RECORD EXTRACTS:
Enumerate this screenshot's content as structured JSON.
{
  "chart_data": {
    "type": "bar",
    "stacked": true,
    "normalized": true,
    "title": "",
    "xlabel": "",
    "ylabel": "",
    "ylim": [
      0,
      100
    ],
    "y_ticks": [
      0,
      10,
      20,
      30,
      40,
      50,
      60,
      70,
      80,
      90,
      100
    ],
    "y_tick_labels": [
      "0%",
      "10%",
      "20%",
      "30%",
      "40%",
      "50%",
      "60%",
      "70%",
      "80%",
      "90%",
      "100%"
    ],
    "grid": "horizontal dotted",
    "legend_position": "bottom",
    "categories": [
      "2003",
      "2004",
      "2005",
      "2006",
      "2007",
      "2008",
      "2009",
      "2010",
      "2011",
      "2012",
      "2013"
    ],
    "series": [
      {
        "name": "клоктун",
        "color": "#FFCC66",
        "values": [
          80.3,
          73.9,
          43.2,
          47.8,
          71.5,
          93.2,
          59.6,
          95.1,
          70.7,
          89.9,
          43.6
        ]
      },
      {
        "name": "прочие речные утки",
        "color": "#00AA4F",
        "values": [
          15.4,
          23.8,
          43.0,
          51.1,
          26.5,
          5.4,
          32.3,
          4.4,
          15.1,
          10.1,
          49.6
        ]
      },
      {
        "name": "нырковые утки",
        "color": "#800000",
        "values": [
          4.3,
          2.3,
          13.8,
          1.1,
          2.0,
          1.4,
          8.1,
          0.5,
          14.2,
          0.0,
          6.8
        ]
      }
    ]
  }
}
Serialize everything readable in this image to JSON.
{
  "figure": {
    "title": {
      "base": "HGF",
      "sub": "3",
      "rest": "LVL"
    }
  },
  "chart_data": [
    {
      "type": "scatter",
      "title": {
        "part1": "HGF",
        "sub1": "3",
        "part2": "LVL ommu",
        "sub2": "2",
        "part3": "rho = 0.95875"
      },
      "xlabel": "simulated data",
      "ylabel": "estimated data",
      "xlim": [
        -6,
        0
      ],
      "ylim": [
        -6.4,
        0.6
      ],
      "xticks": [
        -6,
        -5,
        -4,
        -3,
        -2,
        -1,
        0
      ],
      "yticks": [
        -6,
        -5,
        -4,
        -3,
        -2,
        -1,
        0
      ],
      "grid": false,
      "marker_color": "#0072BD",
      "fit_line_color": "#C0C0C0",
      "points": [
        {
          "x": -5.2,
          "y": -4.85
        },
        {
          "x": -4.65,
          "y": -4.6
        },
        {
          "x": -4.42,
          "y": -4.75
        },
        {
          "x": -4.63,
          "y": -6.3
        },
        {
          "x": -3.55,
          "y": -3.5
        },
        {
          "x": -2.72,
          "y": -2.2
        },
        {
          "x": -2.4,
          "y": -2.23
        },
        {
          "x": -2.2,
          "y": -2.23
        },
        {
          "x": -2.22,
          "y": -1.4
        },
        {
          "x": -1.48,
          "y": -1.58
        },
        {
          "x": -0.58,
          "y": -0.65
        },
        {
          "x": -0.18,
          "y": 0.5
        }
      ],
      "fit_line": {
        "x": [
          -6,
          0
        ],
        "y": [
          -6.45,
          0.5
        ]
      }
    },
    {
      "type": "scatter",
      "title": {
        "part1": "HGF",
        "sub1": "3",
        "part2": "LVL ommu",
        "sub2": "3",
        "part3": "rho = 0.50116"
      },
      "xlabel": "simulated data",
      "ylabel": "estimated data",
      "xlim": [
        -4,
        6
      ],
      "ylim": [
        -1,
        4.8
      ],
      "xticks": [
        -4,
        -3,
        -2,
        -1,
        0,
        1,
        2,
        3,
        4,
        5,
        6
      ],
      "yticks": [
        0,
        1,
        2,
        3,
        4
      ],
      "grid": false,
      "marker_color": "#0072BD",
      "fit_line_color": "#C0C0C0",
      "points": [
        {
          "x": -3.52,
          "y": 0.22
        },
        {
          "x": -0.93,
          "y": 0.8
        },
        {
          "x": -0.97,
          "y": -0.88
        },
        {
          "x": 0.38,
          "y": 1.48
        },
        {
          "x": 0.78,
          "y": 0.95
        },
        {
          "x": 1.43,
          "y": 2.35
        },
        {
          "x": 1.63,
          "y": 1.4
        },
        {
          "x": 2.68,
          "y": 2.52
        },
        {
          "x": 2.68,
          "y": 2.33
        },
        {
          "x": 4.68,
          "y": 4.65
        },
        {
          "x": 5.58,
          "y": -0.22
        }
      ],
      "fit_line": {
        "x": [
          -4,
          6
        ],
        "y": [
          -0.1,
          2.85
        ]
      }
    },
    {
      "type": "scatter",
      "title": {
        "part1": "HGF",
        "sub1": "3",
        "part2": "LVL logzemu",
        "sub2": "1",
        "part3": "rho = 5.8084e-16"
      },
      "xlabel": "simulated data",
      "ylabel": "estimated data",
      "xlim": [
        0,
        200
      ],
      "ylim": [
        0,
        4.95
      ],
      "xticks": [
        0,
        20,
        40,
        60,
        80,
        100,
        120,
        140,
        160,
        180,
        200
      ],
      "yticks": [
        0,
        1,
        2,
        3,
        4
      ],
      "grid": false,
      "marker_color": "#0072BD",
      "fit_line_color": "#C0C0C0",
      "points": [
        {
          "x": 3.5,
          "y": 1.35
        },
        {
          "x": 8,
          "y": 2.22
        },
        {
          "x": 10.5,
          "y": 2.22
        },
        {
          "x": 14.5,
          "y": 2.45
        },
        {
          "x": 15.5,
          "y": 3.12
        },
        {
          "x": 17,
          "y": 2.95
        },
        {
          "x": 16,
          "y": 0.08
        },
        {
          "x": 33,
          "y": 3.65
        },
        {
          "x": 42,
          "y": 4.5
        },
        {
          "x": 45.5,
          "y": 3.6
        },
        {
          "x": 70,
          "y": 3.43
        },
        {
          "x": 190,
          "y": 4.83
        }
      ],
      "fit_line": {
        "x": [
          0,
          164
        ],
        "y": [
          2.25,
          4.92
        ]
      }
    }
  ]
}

TASK REQUIREMENTS: The records above should be duplicated in full, exactly as given.

FINISHED ANSWER:
Enumerate this screenshot's content as structured JSON.
{
  "chart_data": {
    "type": "bar",
    "stacked": true,
    "normalized": true,
    "title": "",
    "xlabel": "",
    "ylabel": "",
    "ylim": [
      0,
      100
    ],
    "y_ticks": [
      0,
      10,
      20,
      30,
      40,
      50,
      60,
      70,
      80,
      90,
      100
    ],
    "y_tick_labels": [
      "0%",
      "10%",
      "20%",
      "30%",
      "40%",
      "50%",
      "60%",
      "70%",
      "80%",
      "90%",
      "100%"
    ],
    "grid": "horizontal dotted",
    "legend_position": "bottom",
    "categories": [
      "2003",
      "2004",
      "2005",
      "2006",
      "2007",
      "2008",
      "2009",
      "2010",
      "2011",
      "2012",
      "2013"
    ],
    "series": [
      {
        "name": "клоктун",
        "color": "#FFCC66",
        "values": [
          80.3,
          73.9,
          43.2,
          47.8,
          71.5,
          93.2,
          59.6,
          95.1,
          70.7,
          89.9,
          43.6
        ]
      },
      {
        "name": "прочие речные утки",
        "color": "#00AA4F",
        "values": [
          15.4,
          23.8,
          43.0,
          51.1,
          26.5,
          5.4,
          32.3,
          4.4,
          15.1,
          10.1,
          49.6
        ]
      },
      {
        "name": "нырковые утки",
        "color": "#800000",
        "values": [
          4.3,
          2.3,
          13.8,
          1.1,
          2.0,
          1.4,
          8.1,
          0.5,
          14.2,
          0.0,
          6.8
        ]
      }
    ]
  }
}
Serialize everything readable in this image to JSON.
{
  "figure": {
    "title": {
      "base": "HGF",
      "sub": "3",
      "rest": "LVL"
    }
  },
  "chart_data": [
    {
      "type": "scatter",
      "title": {
        "part1": "HGF",
        "sub1": "3",
        "part2": "LVL ommu",
        "sub2": "2",
        "part3": "rho = 0.95875"
      },
      "xlabel": "simulated data",
      "ylabel": "estimated data",
      "xlim": [
        -6,
        0
      ],
      "ylim": [
        -6.4,
        0.6
      ],
      "xticks": [
        -6,
        -5,
        -4,
        -3,
        -2,
        -1,
        0
      ],
      "yticks": [
        -6,
        -5,
        -4,
        -3,
        -2,
        -1,
        0
      ],
      "grid": false,
      "marker_color": "#0072BD",
      "fit_line_color": "#C0C0C0",
      "points": [
        {
          "x": -5.2,
          "y": -4.85
        },
        {
          "x": -4.65,
          "y": -4.6
        },
        {
          "x": -4.42,
          "y": -4.75
        },
        {
          "x": -4.63,
          "y": -6.3
        },
        {
          "x": -3.55,
          "y": -3.5
        },
        {
          "x": -2.72,
          "y": -2.2
        },
        {
          "x": -2.4,
          "y": -2.23
        },
        {
          "x": -2.2,
          "y": -2.23
        },
        {
          "x": -2.22,
          "y": -1.4
        },
        {
          "x": -1.48,
          "y": -1.58
        },
        {
          "x": -0.58,
          "y": -0.65
        },
        {
          "x": -0.18,
          "y": 0.5
        }
      ],
      "fit_line": {
        "x": [
          -6,
          0
        ],
        "y": [
          -6.45,
          0.5
        ]
      }
    },
    {
      "type": "scatter",
      "title": {
        "part1": "HGF",
        "sub1": "3",
        "part2": "LVL ommu",
        "sub2": "3",
        "part3": "rho = 0.50116"
      },
      "xlabel": "simulated data",
      "ylabel": "estimated data",
      "xlim": [
        -4,
        6
      ],
      "ylim": [
        -1,
        4.8
      ],
      "xticks": [
        -4,
        -3,
        -2,
        -1,
        0,
        1,
        2,
        3,
        4,
        5,
        6
      ],
      "yticks": [
        0,
        1,
        2,
        3,
        4
      ],
      "grid": false,
      "marker_color": "#0072BD",
      "fit_line_color": "#C0C0C0",
      "points": [
        {
          "x": -3.52,
          "y": 0.22
        },
        {
          "x": -0.93,
          "y": 0.8
        },
        {
          "x": -0.97,
          "y": -0.88
        },
        {
          "x": 0.38,
          "y": 1.48
        },
        {
          "x": 0.78,
          "y": 0.95
        },
        {
          "x": 1.43,
          "y": 2.35
        },
        {
          "x": 1.63,
          "y": 1.4
        },
        {
          "x": 2.68,
          "y": 2.52
        },
        {
          "x": 2.68,
          "y": 2.33
        },
        {
          "x": 4.68,
          "y": 4.65
        },
        {
          "x": 5.58,
          "y": -0.22
        }
      ],
      "fit_line": {
        "x": [
          -4,
          6
        ],
        "y": [
          -0.1,
          2.85
        ]
      }
    },
    {
      "type": "scatter",
      "title": {
        "part1": "HGF",
        "sub1": "3",
        "part2": "LVL logzemu",
        "sub2": "1",
        "part3": "rho = 5.8084e-16"
      },
      "xlabel": "simulated data",
      "ylabel": "estimated data",
      "xlim": [
        0,
        200
      ],
      "ylim": [
        0,
        4.95
      ],
      "xticks": [
        0,
        20,
        40,
        60,
        80,
        100,
        120,
        140,
        160,
        180,
        200
      ],
      "yticks": [
        0,
        1,
        2,
        3,
        4
      ],
      "grid": false,
      "marker_color": "#0072BD",
      "fit_line_color": "#C0C0C0",
      "points": [
        {
          "x": 3.5,
          "y": 1.35
        },
        {
          "x": 8,
          "y": 2.22
        },
        {
          "x": 10.5,
          "y": 2.22
        },
        {
          "x": 14.5,
          "y": 2.45
        },
        {
          "x": 15.5,
          "y": 3.12
        },
        {
          "x": 17,
          "y": 2.95
        },
        {
          "x": 16,
          "y": 0.08
        },
        {
          "x": 33,
          "y": 3.65
        },
        {
          "x": 42,
          "y": 4.5
        },
        {
          "x": 45.5,
          "y": 3.6
        },
        {
          "x": 70,
          "y": 3.43
        },
        {
          "x": 190,
          "y": 4.83
        }
      ],
      "fit_line": {
        "x": [
          0,
          164
        ],
        "y": [
          2.25,
          4.92
        ]
      }
    }
  ]
}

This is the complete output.